### What you need to do
Copy out each line that has "gain" in it.

[Records]
┄┄┄┄┄┄┄┄┄┄┄┄┄┄┄┄┄┄┄┄

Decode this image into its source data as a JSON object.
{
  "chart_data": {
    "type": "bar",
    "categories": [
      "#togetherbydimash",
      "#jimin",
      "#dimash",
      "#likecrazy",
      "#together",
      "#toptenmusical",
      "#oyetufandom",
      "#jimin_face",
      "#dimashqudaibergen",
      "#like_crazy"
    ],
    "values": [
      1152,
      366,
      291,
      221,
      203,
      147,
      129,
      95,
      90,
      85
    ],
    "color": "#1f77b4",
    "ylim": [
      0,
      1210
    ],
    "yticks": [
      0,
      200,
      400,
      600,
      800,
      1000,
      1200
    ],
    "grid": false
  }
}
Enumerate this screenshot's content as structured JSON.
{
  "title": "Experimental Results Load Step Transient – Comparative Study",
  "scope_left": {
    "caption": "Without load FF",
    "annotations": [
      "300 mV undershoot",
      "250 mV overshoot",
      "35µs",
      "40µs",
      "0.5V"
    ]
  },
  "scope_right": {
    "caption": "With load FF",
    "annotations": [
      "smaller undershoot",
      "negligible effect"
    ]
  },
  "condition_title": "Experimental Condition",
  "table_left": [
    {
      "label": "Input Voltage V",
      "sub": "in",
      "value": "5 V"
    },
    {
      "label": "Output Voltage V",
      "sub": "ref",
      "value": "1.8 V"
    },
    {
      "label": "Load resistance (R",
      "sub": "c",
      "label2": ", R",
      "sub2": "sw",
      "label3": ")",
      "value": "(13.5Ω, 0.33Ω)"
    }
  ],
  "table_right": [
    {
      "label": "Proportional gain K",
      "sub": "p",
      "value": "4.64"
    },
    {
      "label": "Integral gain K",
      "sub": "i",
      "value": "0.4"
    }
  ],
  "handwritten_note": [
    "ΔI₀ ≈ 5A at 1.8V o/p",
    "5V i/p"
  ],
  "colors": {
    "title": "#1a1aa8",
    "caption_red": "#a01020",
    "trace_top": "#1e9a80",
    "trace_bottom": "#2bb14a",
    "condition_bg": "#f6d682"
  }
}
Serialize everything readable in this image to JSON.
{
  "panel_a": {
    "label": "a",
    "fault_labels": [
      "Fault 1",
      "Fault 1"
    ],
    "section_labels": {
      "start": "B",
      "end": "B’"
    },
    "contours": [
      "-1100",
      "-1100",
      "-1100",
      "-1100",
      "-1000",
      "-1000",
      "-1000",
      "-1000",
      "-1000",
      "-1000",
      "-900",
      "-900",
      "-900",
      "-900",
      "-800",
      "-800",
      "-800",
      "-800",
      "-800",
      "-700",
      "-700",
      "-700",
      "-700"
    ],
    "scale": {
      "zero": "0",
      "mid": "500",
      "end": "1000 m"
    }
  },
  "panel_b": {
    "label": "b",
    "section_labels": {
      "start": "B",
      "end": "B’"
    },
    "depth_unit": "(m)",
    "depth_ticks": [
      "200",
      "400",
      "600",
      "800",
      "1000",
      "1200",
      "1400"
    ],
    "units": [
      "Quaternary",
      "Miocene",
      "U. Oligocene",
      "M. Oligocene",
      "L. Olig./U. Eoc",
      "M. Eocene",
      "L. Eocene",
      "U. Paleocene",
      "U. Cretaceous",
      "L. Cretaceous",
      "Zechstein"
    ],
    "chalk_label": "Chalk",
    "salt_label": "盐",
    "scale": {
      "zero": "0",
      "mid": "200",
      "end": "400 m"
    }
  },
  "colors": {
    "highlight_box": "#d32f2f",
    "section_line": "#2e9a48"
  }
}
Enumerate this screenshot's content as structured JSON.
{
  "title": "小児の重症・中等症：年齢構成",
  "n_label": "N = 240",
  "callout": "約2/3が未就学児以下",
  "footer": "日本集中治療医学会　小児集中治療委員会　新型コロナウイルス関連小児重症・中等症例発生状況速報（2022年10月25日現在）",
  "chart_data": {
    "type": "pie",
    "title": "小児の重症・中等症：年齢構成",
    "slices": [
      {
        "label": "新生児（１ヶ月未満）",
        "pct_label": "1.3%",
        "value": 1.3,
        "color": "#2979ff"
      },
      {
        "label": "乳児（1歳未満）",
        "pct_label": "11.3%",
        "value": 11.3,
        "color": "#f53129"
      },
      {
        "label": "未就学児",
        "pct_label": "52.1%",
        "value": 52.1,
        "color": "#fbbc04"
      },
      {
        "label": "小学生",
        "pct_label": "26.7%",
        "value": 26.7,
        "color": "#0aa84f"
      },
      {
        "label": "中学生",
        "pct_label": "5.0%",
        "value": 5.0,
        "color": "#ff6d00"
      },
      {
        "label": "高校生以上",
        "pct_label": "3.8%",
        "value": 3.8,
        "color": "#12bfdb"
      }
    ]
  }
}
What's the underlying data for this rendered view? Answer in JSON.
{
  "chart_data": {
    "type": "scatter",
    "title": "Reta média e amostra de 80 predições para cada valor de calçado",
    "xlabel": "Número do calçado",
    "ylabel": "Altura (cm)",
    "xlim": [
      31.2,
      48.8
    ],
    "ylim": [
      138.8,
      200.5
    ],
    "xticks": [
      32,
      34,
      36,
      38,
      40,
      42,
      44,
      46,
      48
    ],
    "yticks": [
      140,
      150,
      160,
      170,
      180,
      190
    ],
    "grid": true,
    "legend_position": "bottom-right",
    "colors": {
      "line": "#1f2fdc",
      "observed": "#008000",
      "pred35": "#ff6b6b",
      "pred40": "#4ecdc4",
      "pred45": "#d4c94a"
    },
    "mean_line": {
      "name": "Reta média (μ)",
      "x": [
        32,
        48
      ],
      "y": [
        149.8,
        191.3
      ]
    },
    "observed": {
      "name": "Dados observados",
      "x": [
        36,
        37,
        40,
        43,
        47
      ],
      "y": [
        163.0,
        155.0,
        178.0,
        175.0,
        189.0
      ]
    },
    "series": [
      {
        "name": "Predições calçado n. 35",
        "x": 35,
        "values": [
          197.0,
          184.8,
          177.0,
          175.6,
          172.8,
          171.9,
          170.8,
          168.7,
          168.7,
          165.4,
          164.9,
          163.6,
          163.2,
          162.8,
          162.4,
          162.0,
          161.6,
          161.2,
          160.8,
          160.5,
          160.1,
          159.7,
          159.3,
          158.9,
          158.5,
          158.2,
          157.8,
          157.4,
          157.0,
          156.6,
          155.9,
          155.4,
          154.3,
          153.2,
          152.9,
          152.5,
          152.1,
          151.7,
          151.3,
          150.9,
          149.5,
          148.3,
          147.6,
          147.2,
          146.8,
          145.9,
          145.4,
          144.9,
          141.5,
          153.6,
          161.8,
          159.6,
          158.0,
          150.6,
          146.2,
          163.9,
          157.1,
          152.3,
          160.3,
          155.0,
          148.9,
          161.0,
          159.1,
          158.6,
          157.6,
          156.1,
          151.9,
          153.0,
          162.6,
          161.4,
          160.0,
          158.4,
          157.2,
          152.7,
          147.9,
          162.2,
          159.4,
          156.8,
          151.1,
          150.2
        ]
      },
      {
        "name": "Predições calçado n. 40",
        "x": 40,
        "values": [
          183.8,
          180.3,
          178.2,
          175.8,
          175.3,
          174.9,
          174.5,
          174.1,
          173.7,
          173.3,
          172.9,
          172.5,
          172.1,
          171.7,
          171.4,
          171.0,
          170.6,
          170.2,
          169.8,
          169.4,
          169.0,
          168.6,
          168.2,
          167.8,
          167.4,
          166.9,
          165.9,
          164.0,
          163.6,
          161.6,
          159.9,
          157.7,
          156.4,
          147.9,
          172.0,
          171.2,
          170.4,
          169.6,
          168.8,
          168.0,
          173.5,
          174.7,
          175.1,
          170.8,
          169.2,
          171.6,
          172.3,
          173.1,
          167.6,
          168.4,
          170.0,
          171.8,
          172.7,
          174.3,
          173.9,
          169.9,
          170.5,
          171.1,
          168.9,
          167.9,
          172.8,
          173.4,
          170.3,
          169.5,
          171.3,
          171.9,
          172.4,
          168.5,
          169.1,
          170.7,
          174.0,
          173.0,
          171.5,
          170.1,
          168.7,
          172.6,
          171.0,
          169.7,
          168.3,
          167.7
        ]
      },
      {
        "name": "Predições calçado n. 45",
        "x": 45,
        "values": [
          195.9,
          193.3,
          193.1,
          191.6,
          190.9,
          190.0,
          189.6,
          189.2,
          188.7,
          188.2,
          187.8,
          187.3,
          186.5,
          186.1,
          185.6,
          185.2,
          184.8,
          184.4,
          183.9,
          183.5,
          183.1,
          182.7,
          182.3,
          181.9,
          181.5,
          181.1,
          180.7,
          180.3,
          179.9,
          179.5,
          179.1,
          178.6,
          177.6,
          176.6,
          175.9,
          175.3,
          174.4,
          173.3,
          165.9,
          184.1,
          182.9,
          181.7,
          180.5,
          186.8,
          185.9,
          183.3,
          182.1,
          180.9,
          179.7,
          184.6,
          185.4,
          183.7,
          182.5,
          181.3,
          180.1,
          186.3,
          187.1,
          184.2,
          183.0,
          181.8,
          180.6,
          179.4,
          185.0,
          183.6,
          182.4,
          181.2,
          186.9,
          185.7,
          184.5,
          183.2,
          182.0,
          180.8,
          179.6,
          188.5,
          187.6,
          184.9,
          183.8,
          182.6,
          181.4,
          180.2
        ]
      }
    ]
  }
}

┄┄┄┄┄┄┄┄┄┄┄┄┄┄┄┄┄┄┄┄

### Task solution
      "label": "Proportional gain K",
      "label": "Integral gain K",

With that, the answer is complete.